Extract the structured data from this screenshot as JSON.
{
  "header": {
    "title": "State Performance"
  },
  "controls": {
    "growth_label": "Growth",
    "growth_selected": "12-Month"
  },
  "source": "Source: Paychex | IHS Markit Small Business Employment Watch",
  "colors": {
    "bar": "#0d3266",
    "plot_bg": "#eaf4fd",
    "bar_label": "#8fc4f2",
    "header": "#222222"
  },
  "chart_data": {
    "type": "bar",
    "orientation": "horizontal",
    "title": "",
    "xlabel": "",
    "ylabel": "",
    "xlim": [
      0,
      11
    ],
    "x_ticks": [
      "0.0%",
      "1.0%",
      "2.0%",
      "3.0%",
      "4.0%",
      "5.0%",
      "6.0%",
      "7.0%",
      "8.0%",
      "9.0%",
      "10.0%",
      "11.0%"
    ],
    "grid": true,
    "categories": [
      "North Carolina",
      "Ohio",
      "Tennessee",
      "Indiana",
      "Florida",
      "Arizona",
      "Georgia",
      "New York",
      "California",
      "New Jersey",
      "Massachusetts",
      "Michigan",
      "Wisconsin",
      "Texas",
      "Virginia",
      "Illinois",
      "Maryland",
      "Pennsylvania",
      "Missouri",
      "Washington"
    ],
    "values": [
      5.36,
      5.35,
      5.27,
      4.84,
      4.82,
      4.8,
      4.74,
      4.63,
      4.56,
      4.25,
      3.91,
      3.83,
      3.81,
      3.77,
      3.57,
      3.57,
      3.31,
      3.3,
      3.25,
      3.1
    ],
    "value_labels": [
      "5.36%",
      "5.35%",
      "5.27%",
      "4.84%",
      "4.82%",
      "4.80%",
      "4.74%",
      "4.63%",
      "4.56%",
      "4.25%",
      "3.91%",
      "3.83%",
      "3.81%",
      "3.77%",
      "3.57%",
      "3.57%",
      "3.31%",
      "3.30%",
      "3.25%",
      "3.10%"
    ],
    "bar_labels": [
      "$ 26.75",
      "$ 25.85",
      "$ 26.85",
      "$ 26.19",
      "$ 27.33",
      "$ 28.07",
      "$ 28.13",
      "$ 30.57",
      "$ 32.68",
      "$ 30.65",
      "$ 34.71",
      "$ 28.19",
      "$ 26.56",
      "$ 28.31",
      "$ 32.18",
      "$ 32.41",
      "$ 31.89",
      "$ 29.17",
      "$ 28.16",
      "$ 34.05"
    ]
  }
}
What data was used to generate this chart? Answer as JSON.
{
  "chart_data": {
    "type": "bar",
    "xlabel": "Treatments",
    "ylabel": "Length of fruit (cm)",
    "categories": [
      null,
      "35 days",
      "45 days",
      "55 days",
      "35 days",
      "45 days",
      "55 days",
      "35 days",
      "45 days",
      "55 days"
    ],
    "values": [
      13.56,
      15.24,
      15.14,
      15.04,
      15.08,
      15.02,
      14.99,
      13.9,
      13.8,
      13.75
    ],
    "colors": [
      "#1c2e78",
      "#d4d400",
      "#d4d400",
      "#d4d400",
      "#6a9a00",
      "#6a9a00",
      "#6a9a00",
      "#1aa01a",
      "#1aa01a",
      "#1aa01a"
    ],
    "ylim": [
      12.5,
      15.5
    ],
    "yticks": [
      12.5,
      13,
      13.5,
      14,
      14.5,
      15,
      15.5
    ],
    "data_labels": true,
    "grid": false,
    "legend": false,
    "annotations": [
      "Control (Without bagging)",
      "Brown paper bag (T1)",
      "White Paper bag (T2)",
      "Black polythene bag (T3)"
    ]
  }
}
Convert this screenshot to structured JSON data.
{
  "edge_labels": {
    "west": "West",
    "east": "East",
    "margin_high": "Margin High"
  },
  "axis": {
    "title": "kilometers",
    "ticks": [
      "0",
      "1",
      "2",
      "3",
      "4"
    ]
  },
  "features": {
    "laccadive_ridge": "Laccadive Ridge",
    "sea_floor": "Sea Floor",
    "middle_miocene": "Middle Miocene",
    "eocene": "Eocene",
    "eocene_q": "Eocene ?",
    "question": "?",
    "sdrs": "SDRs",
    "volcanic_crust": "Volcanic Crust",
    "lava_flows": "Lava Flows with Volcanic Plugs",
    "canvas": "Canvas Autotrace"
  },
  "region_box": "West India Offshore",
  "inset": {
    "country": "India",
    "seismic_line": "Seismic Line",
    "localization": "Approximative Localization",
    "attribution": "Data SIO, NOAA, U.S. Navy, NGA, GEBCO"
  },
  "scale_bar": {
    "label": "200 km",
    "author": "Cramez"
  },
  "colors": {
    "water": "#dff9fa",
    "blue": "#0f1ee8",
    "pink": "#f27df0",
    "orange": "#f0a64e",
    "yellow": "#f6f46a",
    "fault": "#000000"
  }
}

# # #

**THE PROBLEM**
Return the listing above in full, character for character.

**OUTPUT BELOW**
Extract the structured data from this screenshot as JSON.
{
  "header": {
    "title": "State Performance"
  },
  "controls": {
    "growth_label": "Growth",
    "growth_selected": "12-Month"
  },
  "source": "Source: Paychex | IHS Markit Small Business Employment Watch",
  "colors": {
    "bar": "#0d3266",
    "plot_bg": "#eaf4fd",
    "bar_label": "#8fc4f2",
    "header": "#222222"
  },
  "chart_data": {
    "type": "bar",
    "orientation": "horizontal",
    "title": "",
    "xlabel": "",
    "ylabel": "",
    "xlim": [
      0,
      11
    ],
    "x_ticks": [
      "0.0%",
      "1.0%",
      "2.0%",
      "3.0%",
      "4.0%",
      "5.0%",
      "6.0%",
      "7.0%",
      "8.0%",
      "9.0%",
      "10.0%",
      "11.0%"
    ],
    "grid": true,
    "categories": [
      "North Carolina",
      "Ohio",
      "Tennessee",
      "Indiana",
      "Florida",
      "Arizona",
      "Georgia",
      "New York",
      "California",
      "New Jersey",
      "Massachusetts",
      "Michigan",
      "Wisconsin",
      "Texas",
      "Virginia",
      "Illinois",
      "Maryland",
      "Pennsylvania",
      "Missouri",
      "Washington"
    ],
    "values": [
      5.36,
      5.35,
      5.27,
      4.84,
      4.82,
      4.8,
      4.74,
      4.63,
      4.56,
      4.25,
      3.91,
      3.83,
      3.81,
      3.77,
      3.57,
      3.57,
      3.31,
      3.3,
      3.25,
      3.1
    ],
    "value_labels": [
      "5.36%",
      "5.35%",
      "5.27%",
      "4.84%",
      "4.82%",
      "4.80%",
      "4.74%",
      "4.63%",
      "4.56%",
      "4.25%",
      "3.91%",
      "3.83%",
      "3.81%",
      "3.77%",
      "3.57%",
      "3.57%",
      "3.31%",
      "3.30%",
      "3.25%",
      "3.10%"
    ],
    "bar_labels": [
      "$ 26.75",
      "$ 25.85",
      "$ 26.85",
      "$ 26.19",
      "$ 27.33",
      "$ 28.07",
      "$ 28.13",
      "$ 30.57",
      "$ 32.68",
      "$ 30.65",
      "$ 34.71",
      "$ 28.19",
      "$ 26.56",
      "$ 28.31",
      "$ 32.18",
      "$ 32.41",
      "$ 31.89",
      "$ 29.17",
      "$ 28.16",
      "$ 34.05"
    ]
  }
}
What data was used to generate this chart? Answer as JSON.
{
  "chart_data": {
    "type": "bar",
    "xlabel": "Treatments",
    "ylabel": "Length of fruit (cm)",
    "categories": [
      null,
      "35 days",
      "45 days",
      "55 days",
      "35 days",
      "45 days",
      "55 days",
      "35 days",
      "45 days",
      "55 days"
    ],
    "values": [
      13.56,
      15.24,
      15.14,
      15.04,
      15.08,
      15.02,
      14.99,
      13.9,
      13.8,
      13.75
    ],
    "colors": [
      "#1c2e78",
      "#d4d400",
      "#d4d400",
      "#d4d400",
      "#6a9a00",
      "#6a9a00",
      "#6a9a00",
      "#1aa01a",
      "#1aa01a",
      "#1aa01a"
    ],
    "ylim": [
      12.5,
      15.5
    ],
    "yticks": [
      12.5,
      13,
      13.5,
      14,
      14.5,
      15,
      15.5
    ],
    "data_labels": true,
    "grid": false,
    "legend": false,
    "annotations": [
      "Control (Without bagging)",
      "Brown paper bag (T1)",
      "White Paper bag (T2)",
      "Black polythene bag (T3)"
    ]
  }
}
Convert this screenshot to structured JSON data.
{
  "edge_labels": {
    "west": "West",
    "east": "East",
    "margin_high": "Margin High"
  },
  "axis": {
    "title": "kilometers",
    "ticks": [
      "0",
      "1",
      "2",
      "3",
      "4"
    ]
  },
  "features": {
    "laccadive_ridge": "Laccadive Ridge",
    "sea_floor": "Sea Floor",
    "middle_miocene": "Middle Miocene",
    "eocene": "Eocene",
    "eocene_q": "Eocene ?",
    "question": "?",
    "sdrs": "SDRs",
    "volcanic_crust": "Volcanic Crust",
    "lava_flows": "Lava Flows with Volcanic Plugs",
    "canvas": "Canvas Autotrace"
  },
  "region_box": "West India Offshore",
  "inset": {
    "country": "India",
    "seismic_line": "Seismic Line",
    "localization": "Approximative Localization",
    "attribution": "Data SIO, NOAA, U.S. Navy, NGA, GEBCO"
  },
  "scale_bar": {
    "label": "200 km",
    "author": "Cramez"
  },
  "colors": {
    "water": "#dff9fa",
    "blue": "#0f1ee8",
    "pink": "#f27df0",
    "orange": "#f0a64e",
    "yellow": "#f6f46a",
    "fault": "#000000"
  }
}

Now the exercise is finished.